- **EXERCISE**: Repeat every record below exactly as it appears.

(Data excerpts)
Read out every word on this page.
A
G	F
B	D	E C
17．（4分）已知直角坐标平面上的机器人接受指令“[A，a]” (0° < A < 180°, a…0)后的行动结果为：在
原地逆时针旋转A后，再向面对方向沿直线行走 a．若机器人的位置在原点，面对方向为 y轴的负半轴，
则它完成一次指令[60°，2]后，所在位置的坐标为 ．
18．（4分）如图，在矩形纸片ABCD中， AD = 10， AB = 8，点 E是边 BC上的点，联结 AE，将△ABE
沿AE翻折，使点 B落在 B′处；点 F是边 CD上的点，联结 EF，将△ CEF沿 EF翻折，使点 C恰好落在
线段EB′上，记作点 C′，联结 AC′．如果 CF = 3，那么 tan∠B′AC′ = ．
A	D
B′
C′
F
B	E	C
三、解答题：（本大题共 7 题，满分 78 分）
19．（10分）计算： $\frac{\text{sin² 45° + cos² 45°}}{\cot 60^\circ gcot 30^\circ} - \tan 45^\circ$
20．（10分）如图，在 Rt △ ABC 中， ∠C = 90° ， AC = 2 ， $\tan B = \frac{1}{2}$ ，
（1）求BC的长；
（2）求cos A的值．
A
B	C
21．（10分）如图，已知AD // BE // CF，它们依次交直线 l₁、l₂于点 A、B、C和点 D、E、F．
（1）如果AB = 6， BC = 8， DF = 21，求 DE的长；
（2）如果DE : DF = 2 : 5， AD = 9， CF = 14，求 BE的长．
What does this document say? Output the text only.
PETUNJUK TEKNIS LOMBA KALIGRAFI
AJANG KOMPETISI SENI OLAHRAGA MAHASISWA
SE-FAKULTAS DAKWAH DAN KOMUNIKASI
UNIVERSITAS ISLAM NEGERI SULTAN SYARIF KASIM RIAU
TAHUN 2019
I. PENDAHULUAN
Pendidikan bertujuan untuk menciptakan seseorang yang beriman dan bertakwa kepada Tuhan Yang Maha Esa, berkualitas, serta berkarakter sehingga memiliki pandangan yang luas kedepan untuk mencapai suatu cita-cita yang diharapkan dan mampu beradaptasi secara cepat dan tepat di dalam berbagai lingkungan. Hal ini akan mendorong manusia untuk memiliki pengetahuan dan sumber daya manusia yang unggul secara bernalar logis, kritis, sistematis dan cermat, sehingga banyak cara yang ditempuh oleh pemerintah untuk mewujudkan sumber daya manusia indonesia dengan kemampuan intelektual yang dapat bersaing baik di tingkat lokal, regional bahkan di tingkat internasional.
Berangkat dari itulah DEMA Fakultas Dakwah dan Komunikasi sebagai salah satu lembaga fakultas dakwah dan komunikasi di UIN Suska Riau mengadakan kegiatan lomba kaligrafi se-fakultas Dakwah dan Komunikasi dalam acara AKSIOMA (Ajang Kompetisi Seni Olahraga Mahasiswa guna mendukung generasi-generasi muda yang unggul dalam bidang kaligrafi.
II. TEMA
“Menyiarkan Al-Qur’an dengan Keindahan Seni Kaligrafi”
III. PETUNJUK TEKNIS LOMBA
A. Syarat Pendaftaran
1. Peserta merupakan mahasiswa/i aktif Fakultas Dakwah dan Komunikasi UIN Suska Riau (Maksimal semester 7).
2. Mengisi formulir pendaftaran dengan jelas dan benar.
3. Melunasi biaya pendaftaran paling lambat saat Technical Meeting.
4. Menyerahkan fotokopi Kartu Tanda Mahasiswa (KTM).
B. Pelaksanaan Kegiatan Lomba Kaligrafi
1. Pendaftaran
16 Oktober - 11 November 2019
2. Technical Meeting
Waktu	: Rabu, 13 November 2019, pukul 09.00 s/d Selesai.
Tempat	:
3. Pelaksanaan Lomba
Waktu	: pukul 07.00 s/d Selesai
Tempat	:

- **COMPLETED TASK**:
Read out every word on this page.
A
G	F
B	D	E C
17．（4分）已知直角坐标平面上的机器人接受指令“[A，a]” (0° < A < 180°, a…0)后的行动结果为：在
原地逆时针旋转A后，再向面对方向沿直线行走 a．若机器人的位置在原点，面对方向为 y轴的负半轴，
则它完成一次指令[60°，2]后，所在位置的坐标为 ．
18．（4分）如图，在矩形纸片ABCD中， AD = 10， AB = 8，点 E是边 BC上的点，联结 AE，将△ABE
沿AE翻折，使点 B落在 B′处；点 F是边 CD上的点，联结 EF，将△ CEF沿 EF翻折，使点 C恰好落在
线段EB′上，记作点 C′，联结 AC′．如果 CF = 3，那么 tan∠B′AC′ = ．
A	D
B′
C′
F
B	E	C
三、解答题：（本大题共 7 题，满分 78 分）
19．（10分）计算： $\frac{\text{sin² 45° + cos² 45°}}{\cot 60^\circ gcot 30^\circ} - \tan 45^\circ$
20．（10分）如图，在 Rt △ ABC 中， ∠C = 90° ， AC = 2 ， $\tan B = \frac{1}{2}$ ，
（1）求BC的长；
（2）求cos A的值．
A
B	C
21．（10分）如图，已知AD // BE // CF，它们依次交直线 l₁、l₂于点 A、B、C和点 D、E、F．
（1）如果AB = 6， BC = 8， DF = 21，求 DE的长；
（2）如果DE : DF = 2 : 5， AD = 9， CF = 14，求 BE的长．
What does this document say? Output the text only.
PETUNJUK TEKNIS LOMBA KALIGRAFI
AJANG KOMPETISI SENI OLAHRAGA MAHASISWA
SE-FAKULTAS DAKWAH DAN KOMUNIKASI
UNIVERSITAS ISLAM NEGERI SULTAN SYARIF KASIM RIAU
TAHUN 2019
I. PENDAHULUAN
Pendidikan bertujuan untuk menciptakan seseorang yang beriman dan bertakwa kepada Tuhan Yang Maha Esa, berkualitas, serta berkarakter sehingga memiliki pandangan yang luas kedepan untuk mencapai suatu cita-cita yang diharapkan dan mampu beradaptasi secara cepat dan tepat di dalam berbagai lingkungan. Hal ini akan mendorong manusia untuk memiliki pengetahuan dan sumber daya manusia yang unggul secara bernalar logis, kritis, sistematis dan cermat, sehingga banyak cara yang ditempuh oleh pemerintah untuk mewujudkan sumber daya manusia indonesia dengan kemampuan intelektual yang dapat bersaing baik di tingkat lokal, regional bahkan di tingkat internasional.
Berangkat dari itulah DEMA Fakultas Dakwah dan Komunikasi sebagai salah satu lembaga fakultas dakwah dan komunikasi di UIN Suska Riau mengadakan kegiatan lomba kaligrafi se-fakultas Dakwah dan Komunikasi dalam acara AKSIOMA (Ajang Kompetisi Seni Olahraga Mahasiswa guna mendukung generasi-generasi muda yang unggul dalam bidang kaligrafi.
II. TEMA
“Menyiarkan Al-Qur’an dengan Keindahan Seni Kaligrafi”
III. PETUNJUK TEKNIS LOMBA
A. Syarat Pendaftaran
1. Peserta merupakan mahasiswa/i aktif Fakultas Dakwah dan Komunikasi UIN Suska Riau (Maksimal semester 7).
2. Mengisi formulir pendaftaran dengan jelas dan benar.
3. Melunasi biaya pendaftaran paling lambat saat Technical Meeting.
4. Menyerahkan fotokopi Kartu Tanda Mahasiswa (KTM).
B. Pelaksanaan Kegiatan Lomba Kaligrafi
1. Pendaftaran
16 Oktober - 11 November 2019
2. Technical Meeting
Waktu	: Rabu, 13 November 2019, pukul 09.00 s/d Selesai.
Tempat	:
3. Pelaksanaan Lomba
Waktu	: pukul 07.00 s/d Selesai
Tempat	:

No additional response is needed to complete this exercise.